+++ ITEMS
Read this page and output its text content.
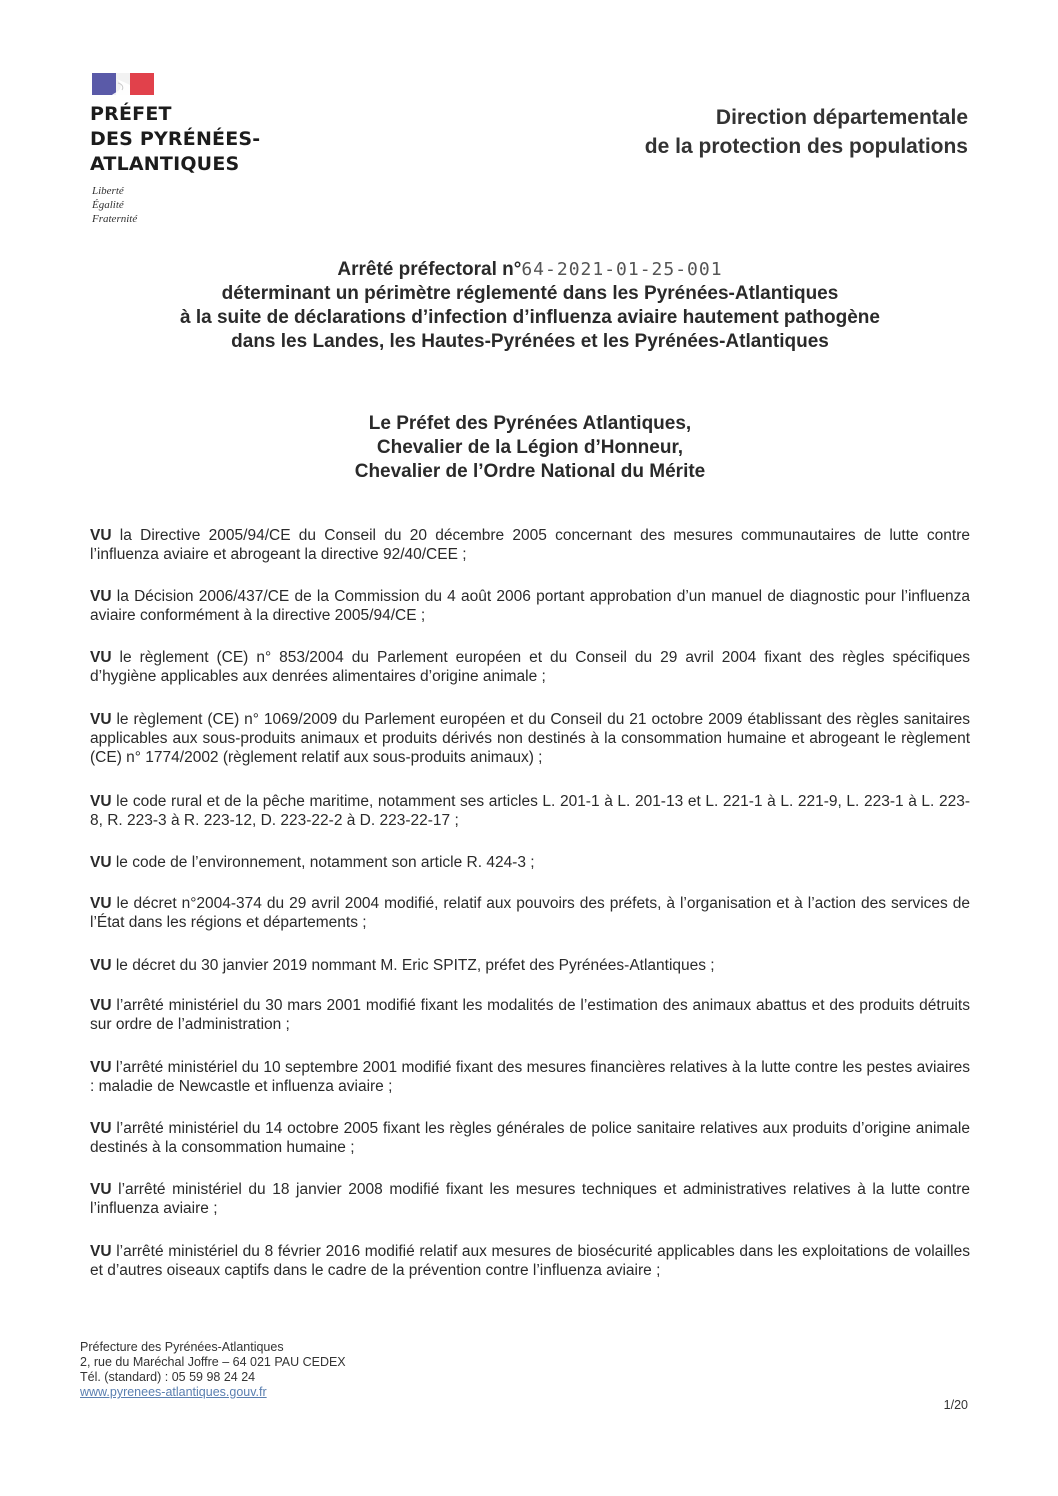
PRÉFET
DES PYRÉNÉES-
ATLANTIQUES
Liberté
Égalité
Fraternité
Direction départementale
de la protection des populations
Arrêté préfectoral n°64-2021-01-25-001
déterminant un périmètre réglementé dans les Pyrénées-Atlantiques
à la suite de déclarations d’infection d’influenza aviaire hautement pathogène
dans les Landes, les Hautes-Pyrénées et les Pyrénées-Atlantiques
Le Préfet des Pyrénées Atlantiques,
Chevalier de la Légion d’Honneur,
Chevalier de l’Ordre National du Mérite

VU la Directive 2005/94/CE du Conseil du 20 décembre 2005 concernant des mesures communautaires de lutte contre l’influenza aviaire et abrogeant la directive 92/40/CEE ;

VU la Décision 2006/437/CE de la Commission du 4 août 2006 portant approbation d’un manuel de diagnostic pour l’influenza aviaire conformément à la directive 2005/94/CE ;

VU le règlement (CE) n° 853/2004 du Parlement européen et du Conseil du 29 avril 2004 fixant des règles spécifiques d’hygiène applicables aux denrées alimentaires d’origine animale ;

VU le règlement (CE) n° 1069/2009 du Parlement européen et du Conseil du 21 octobre 2009 établissant des règles sanitaires applicables aux sous-produits animaux et produits dérivés non destinés à la consommation humaine et abrogeant le règlement (CE) n° 1774/2002 (règlement relatif aux sous-produits animaux) ;

VU le code rural et de la pêche maritime, notamment ses articles L. 201-1 à L. 201-13 et L. 221-1 à L. 221-9, L. 223-1 à L. 223-8, R. 223-3 à R. 223-12, D. 223-22-2 à D. 223-22-17 ;

VU le code de l’environnement, notamment son article R. 424-3 ;

VU le décret n°2004-374 du 29 avril 2004 modifié, relatif aux pouvoirs des préfets, à l’organisation et à l’action des services de l’État dans les régions et départements ;

VU le décret du 30 janvier 2019 nommant M. Eric SPITZ, préfet des Pyrénées-Atlantiques ;

VU l’arrêté ministériel du 30 mars 2001 modifié fixant les modalités de l’estimation des animaux abattus et des produits détruits sur ordre de l’administration ;

VU l’arrêté ministériel du 10 septembre 2001 modifié fixant des mesures financières relatives à la lutte contre les pestes aviaires : maladie de Newcastle et influenza aviaire ;

VU l’arrêté ministériel du 14 octobre 2005 fixant les règles générales de police sanitaire relatives aux produits d’origine animale destinés à la consommation humaine ;

VU l’arrêté ministériel du 18 janvier 2008 modifié fixant les mesures techniques et administratives relatives à la lutte contre l’influenza aviaire ;

VU l’arrêté ministériel du 8 février 2016 modifié relatif aux mesures de biosécurité applicables dans les exploitations de volailles et d’autres oiseaux captifs dans le cadre de la prévention contre l’influenza aviaire ;

Préfecture des Pyrénées-Atlantiques
2, rue du Maréchal Joffre – 64 021 PAU CEDEX
Tél. (standard) : 05 59 98 24 24
www.pyrenees-atlantiques.gouv.fr
1/20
++++++
## STATED GOAL:
Look over the records above and copy each line that includes the string "abrogeant".

## PROBLEM SOLUTION:
VU la Directive 2005/94/CE du Conseil du 20 décembre 2005 concernant des mesures communautaires de lutte contre l’influenza aviaire et abrogeant la directive 92/40/CEE ;
VU le règlement (CE) n° 1069/2009 du Parlement européen et du Conseil du 21 octobre 2009 établissant des règles sanitaires applicables aux sous-produits animaux et produits dérivés non destinés à la consommation humaine et abrogeant le règlement (CE) n° 1774/2002 (règlement relatif aux sous-produits animaux) ;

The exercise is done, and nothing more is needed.